## DATA RECORDS

:::

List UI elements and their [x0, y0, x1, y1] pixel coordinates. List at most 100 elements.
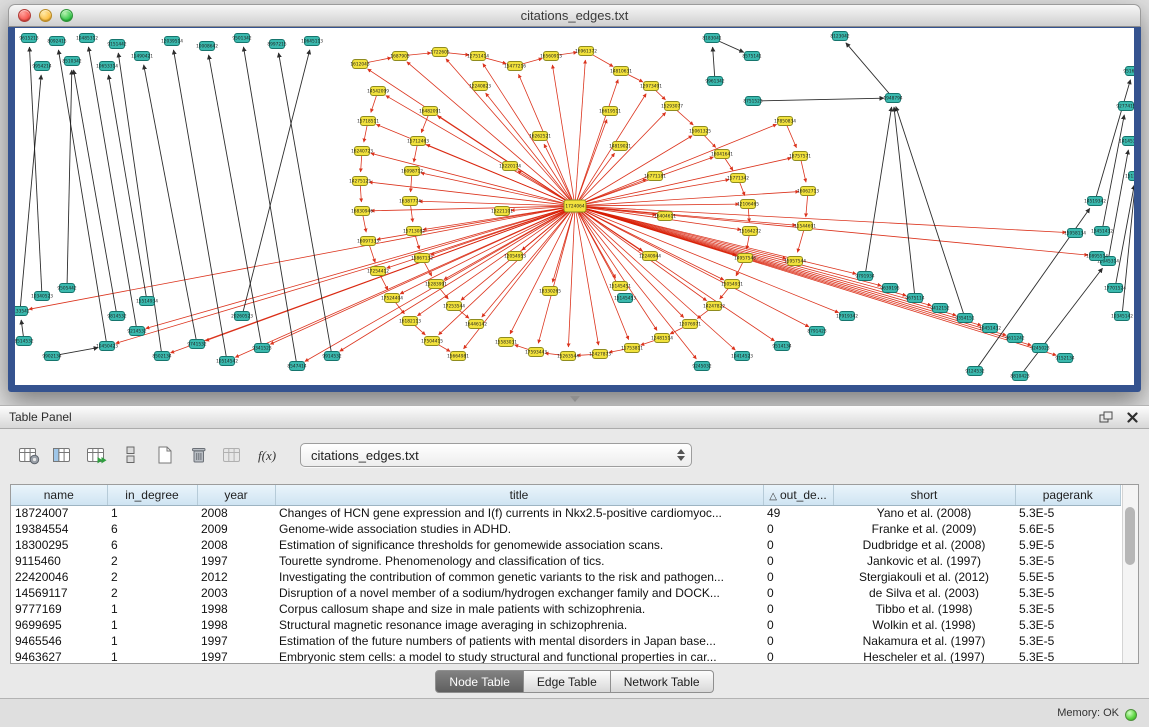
network-node[interactable]: 16097333 [357, 237, 379, 246]
network-edge[interactable] [483, 64, 573, 203]
network-node[interactable]: 9214532 [127, 327, 146, 336]
network-node[interactable]: 16182113 [399, 317, 421, 326]
network-node[interactable]: 9516142 [1123, 67, 1134, 76]
network-edge[interactable] [797, 229, 804, 252]
zoom-window-button[interactable] [60, 9, 73, 22]
table-row[interactable]: 1830029562008Estimation of significance … [11, 537, 1121, 553]
network-node[interactable]: 16404611 [654, 212, 676, 221]
network-edge[interactable] [410, 205, 412, 223]
network-node[interactable]: 16619511 [599, 107, 621, 116]
network-edge[interactable] [757, 98, 884, 101]
network-node[interactable]: 12751414 [467, 52, 489, 61]
network-node[interactable]: 16262521 [529, 132, 551, 141]
network-node[interactable]: 9133541 [15, 307, 30, 316]
network-edge[interactable] [713, 47, 715, 77]
network-node[interactable]: 15145453 [614, 294, 636, 303]
network-node[interactable]: 8123042 [830, 32, 849, 41]
network-node[interactable]: 16446142 [465, 320, 487, 329]
table-settings-icon[interactable] [14, 442, 43, 468]
network-edge[interactable] [1109, 150, 1129, 258]
network-node[interactable]: 8791423 [807, 327, 826, 336]
network-node[interactable]: 10414523 [731, 352, 753, 361]
network-node[interactable]: 15263544 [557, 352, 579, 361]
table-row[interactable]: 911546021997Tourette syndrome. Phenomeno… [11, 553, 1121, 569]
network-node[interactable]: 15514934 [136, 297, 158, 306]
network-node[interactable]: 15061325 [689, 127, 711, 136]
table-import-icon[interactable] [82, 442, 111, 468]
network-node[interactable]: 12481514 [651, 334, 673, 343]
window-titlebar[interactable]: citations_edges.txt [8, 4, 1141, 27]
network-node[interactable]: 18330265 [539, 287, 561, 296]
network-edge[interactable] [74, 70, 117, 313]
network-node[interactable]: 16771181 [644, 172, 666, 181]
delete-table-icon[interactable] [184, 442, 213, 468]
network-node[interactable]: 14819021 [609, 142, 631, 151]
network-node[interactable]: 12973491 [640, 82, 662, 91]
network-edge[interactable] [724, 157, 733, 171]
table-row[interactable]: 1938455462009Genome-wide association stu… [11, 521, 1121, 537]
table-row[interactable]: 977716911998Corpus callosum shape and si… [11, 601, 1121, 617]
network-node[interactable]: 9152134 [1055, 354, 1074, 363]
network-node[interactable]: 16387774 [399, 197, 421, 206]
network-node[interactable]: 9675114 [905, 294, 924, 303]
network-edge[interactable] [67, 70, 72, 284]
tab-node-table[interactable]: Node Table [435, 670, 524, 693]
network-node[interactable]: 8751523 [743, 97, 762, 106]
network-node[interactable]: 11490421 [131, 52, 153, 61]
network-edge[interactable] [56, 348, 99, 356]
network-edge[interactable] [786, 124, 796, 147]
network-node[interactable]: 9412152 [930, 304, 949, 313]
network-node[interactable]: 14957546 [734, 254, 756, 263]
network-edge[interactable] [361, 155, 362, 172]
network-node[interactable]: 9501342 [232, 34, 251, 43]
network-node[interactable]: 8575141 [742, 52, 761, 61]
network-node[interactable]: 13451432 [1091, 227, 1113, 236]
network-edge[interactable] [576, 210, 599, 346]
close-panel-icon[interactable] [1124, 410, 1140, 424]
network-edge[interactable] [146, 207, 572, 329]
network-edge[interactable] [578, 207, 881, 286]
network-edge[interactable] [1122, 185, 1134, 312]
network-node[interactable]: 9914532 [322, 352, 341, 361]
network-node[interactable]: 10514542 [216, 357, 238, 366]
network-node[interactable]: 8810423 [1010, 372, 1029, 381]
network-edge[interactable] [568, 210, 574, 347]
network-edge[interactable] [118, 53, 161, 353]
network-edge[interactable] [806, 195, 808, 217]
network-edge[interactable] [544, 144, 573, 203]
network-edge[interactable] [747, 235, 750, 250]
network-node[interactable]: 14810631 [610, 67, 632, 76]
network-edge[interactable] [371, 94, 377, 112]
table-columns-icon[interactable] [48, 442, 77, 468]
network-node[interactable]: 10340523 [31, 292, 53, 301]
network-edge[interactable] [419, 201, 571, 206]
network-node[interactable]: 15867132 [411, 254, 433, 263]
network-node[interactable]: 8514532 [15, 337, 34, 346]
network-edge[interactable] [518, 171, 572, 204]
network-node[interactable]: 10485312 [76, 34, 98, 43]
network-view[interactable]: 1724064161204316879051722605127514141547… [15, 28, 1134, 385]
table-row[interactable]: 969969511998Structural magnetic resonanc… [11, 617, 1121, 633]
network-node[interactable]: 9514134 [772, 342, 791, 351]
network-node[interactable]: 8092415 [47, 37, 66, 46]
network-node[interactable]: 17919342 [836, 312, 858, 321]
table-row[interactable]: 1872400712008Changes of HCN gene express… [11, 505, 1121, 521]
network-node[interactable]: 1687905 [390, 52, 409, 61]
network-node[interactable]: 8183041 [702, 34, 721, 43]
network-edge[interactable] [279, 53, 332, 353]
network-edge[interactable] [360, 185, 361, 202]
column-header-out_de[interactable]: △out_de... [763, 485, 833, 505]
network-node[interactable]: 15293077 [661, 102, 683, 111]
table-scrollbar-thumb[interactable] [1125, 507, 1135, 565]
network-edge[interactable] [866, 107, 892, 273]
network-node[interactable]: 17254412 [367, 267, 389, 276]
network-node[interactable]: 17593443 [525, 348, 547, 357]
network-edge[interactable] [801, 160, 806, 183]
network-edge[interactable] [414, 145, 418, 163]
network-edge[interactable] [579, 180, 730, 206]
network-edge[interactable] [748, 208, 749, 222]
network-node[interactable]: 16041641 [711, 150, 733, 159]
network-node[interactable]: 12240944 [639, 252, 661, 261]
network-node[interactable]: 15164272 [739, 227, 761, 236]
network-node[interactable]: 9151442 [107, 40, 126, 49]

:::

## TASK OBJECTIVE
Copy every line in the listing above where the string "icon" turns up.

## ANSWER TO THIS PROBLEM
table-settings-icon[interactable] [14, 442, 43, 468]
table-import-icon[interactable] [82, 442, 111, 468]
delete-table-icon[interactable] [184, 442, 213, 468]
close-panel-icon[interactable] [1124, 410, 1140, 424]
table-columns-icon[interactable] [48, 442, 77, 468]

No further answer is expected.